[Begin Records provided]
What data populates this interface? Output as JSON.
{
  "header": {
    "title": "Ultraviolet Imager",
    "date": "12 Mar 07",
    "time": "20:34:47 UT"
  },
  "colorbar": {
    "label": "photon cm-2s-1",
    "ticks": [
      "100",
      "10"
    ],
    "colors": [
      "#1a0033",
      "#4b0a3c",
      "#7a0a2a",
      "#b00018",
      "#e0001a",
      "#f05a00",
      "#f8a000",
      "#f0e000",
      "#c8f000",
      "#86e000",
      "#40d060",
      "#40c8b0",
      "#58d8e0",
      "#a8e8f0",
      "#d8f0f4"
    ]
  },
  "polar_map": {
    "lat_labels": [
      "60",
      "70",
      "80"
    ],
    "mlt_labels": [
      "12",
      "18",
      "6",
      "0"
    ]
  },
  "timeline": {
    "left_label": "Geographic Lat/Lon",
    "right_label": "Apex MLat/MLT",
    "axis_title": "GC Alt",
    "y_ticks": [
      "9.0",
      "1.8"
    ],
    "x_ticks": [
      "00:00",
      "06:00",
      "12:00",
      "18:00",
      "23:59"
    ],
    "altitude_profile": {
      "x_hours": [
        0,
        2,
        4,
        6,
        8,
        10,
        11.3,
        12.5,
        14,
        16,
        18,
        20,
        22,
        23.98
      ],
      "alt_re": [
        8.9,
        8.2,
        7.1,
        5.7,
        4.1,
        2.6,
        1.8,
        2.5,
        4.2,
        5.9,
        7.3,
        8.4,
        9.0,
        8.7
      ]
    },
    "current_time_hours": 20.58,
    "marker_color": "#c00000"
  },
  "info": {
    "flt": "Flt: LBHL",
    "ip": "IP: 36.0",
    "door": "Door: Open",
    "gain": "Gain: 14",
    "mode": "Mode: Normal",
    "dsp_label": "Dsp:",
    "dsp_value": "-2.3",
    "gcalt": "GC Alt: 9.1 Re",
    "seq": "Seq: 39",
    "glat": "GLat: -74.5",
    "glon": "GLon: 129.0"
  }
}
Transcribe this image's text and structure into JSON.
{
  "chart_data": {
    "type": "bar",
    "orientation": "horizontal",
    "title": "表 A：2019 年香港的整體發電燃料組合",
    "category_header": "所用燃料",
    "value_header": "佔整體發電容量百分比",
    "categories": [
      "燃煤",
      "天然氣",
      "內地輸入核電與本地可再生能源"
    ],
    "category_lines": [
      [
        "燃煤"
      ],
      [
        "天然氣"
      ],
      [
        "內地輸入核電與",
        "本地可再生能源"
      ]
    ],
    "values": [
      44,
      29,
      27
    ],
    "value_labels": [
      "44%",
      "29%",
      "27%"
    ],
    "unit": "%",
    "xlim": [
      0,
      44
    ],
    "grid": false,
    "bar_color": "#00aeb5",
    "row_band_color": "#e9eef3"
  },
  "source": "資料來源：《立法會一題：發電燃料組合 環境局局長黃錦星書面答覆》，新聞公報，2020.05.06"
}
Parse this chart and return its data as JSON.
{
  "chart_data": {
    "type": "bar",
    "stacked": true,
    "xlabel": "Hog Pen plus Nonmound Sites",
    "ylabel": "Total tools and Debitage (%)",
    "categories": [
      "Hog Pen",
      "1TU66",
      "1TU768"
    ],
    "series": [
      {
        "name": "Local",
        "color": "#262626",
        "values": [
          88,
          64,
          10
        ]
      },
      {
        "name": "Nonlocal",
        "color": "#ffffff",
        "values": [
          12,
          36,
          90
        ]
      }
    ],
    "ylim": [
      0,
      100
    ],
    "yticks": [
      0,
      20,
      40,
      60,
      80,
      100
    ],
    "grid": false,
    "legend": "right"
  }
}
[End Records provided]
▸ **What is needed**:
Please set down all the data word for word.

▸ **Solution to this problem**:
What data populates this interface? Output as JSON.
{
  "header": {
    "title": "Ultraviolet Imager",
    "date": "12 Mar 07",
    "time": "20:34:47 UT"
  },
  "colorbar": {
    "label": "photon cm-2s-1",
    "ticks": [
      "100",
      "10"
    ],
    "colors": [
      "#1a0033",
      "#4b0a3c",
      "#7a0a2a",
      "#b00018",
      "#e0001a",
      "#f05a00",
      "#f8a000",
      "#f0e000",
      "#c8f000",
      "#86e000",
      "#40d060",
      "#40c8b0",
      "#58d8e0",
      "#a8e8f0",
      "#d8f0f4"
    ]
  },
  "polar_map": {
    "lat_labels": [
      "60",
      "70",
      "80"
    ],
    "mlt_labels": [
      "12",
      "18",
      "6",
      "0"
    ]
  },
  "timeline": {
    "left_label": "Geographic Lat/Lon",
    "right_label": "Apex MLat/MLT",
    "axis_title": "GC Alt",
    "y_ticks": [
      "9.0",
      "1.8"
    ],
    "x_ticks": [
      "00:00",
      "06:00",
      "12:00",
      "18:00",
      "23:59"
    ],
    "altitude_profile": {
      "x_hours": [
        0,
        2,
        4,
        6,
        8,
        10,
        11.3,
        12.5,
        14,
        16,
        18,
        20,
        22,
        23.98
      ],
      "alt_re": [
        8.9,
        8.2,
        7.1,
        5.7,
        4.1,
        2.6,
        1.8,
        2.5,
        4.2,
        5.9,
        7.3,
        8.4,
        9.0,
        8.7
      ]
    },
    "current_time_hours": 20.58,
    "marker_color": "#c00000"
  },
  "info": {
    "flt": "Flt: LBHL",
    "ip": "IP: 36.0",
    "door": "Door: Open",
    "gain": "Gain: 14",
    "mode": "Mode: Normal",
    "dsp_label": "Dsp:",
    "dsp_value": "-2.3",
    "gcalt": "GC Alt: 9.1 Re",
    "seq": "Seq: 39",
    "glat": "GLat: -74.5",
    "glon": "GLon: 129.0"
  }
}
Transcribe this image's text and structure into JSON.
{
  "chart_data": {
    "type": "bar",
    "orientation": "horizontal",
    "title": "表 A：2019 年香港的整體發電燃料組合",
    "category_header": "所用燃料",
    "value_header": "佔整體發電容量百分比",
    "categories": [
      "燃煤",
      "天然氣",
      "內地輸入核電與本地可再生能源"
    ],
    "category_lines": [
      [
        "燃煤"
      ],
      [
        "天然氣"
      ],
      [
        "內地輸入核電與",
        "本地可再生能源"
      ]
    ],
    "values": [
      44,
      29,
      27
    ],
    "value_labels": [
      "44%",
      "29%",
      "27%"
    ],
    "unit": "%",
    "xlim": [
      0,
      44
    ],
    "grid": false,
    "bar_color": "#00aeb5",
    "row_band_color": "#e9eef3"
  },
  "source": "資料來源：《立法會一題：發電燃料組合 環境局局長黃錦星書面答覆》，新聞公報，2020.05.06"
}
Parse this chart and return its data as JSON.
{
  "chart_data": {
    "type": "bar",
    "stacked": true,
    "xlabel": "Hog Pen plus Nonmound Sites",
    "ylabel": "Total tools and Debitage (%)",
    "categories": [
      "Hog Pen",
      "1TU66",
      "1TU768"
    ],
    "series": [
      {
        "name": "Local",
        "color": "#262626",
        "values": [
          88,
          64,
          10
        ]
      },
      {
        "name": "Nonlocal",
        "color": "#ffffff",
        "values": [
          12,
          36,
          90
        ]
      }
    ],
    "ylim": [
      0,
      100
    ],
    "yticks": [
      0,
      20,
      40,
      60,
      80,
      100
    ],
    "grid": false,
    "legend": "right"
  }
}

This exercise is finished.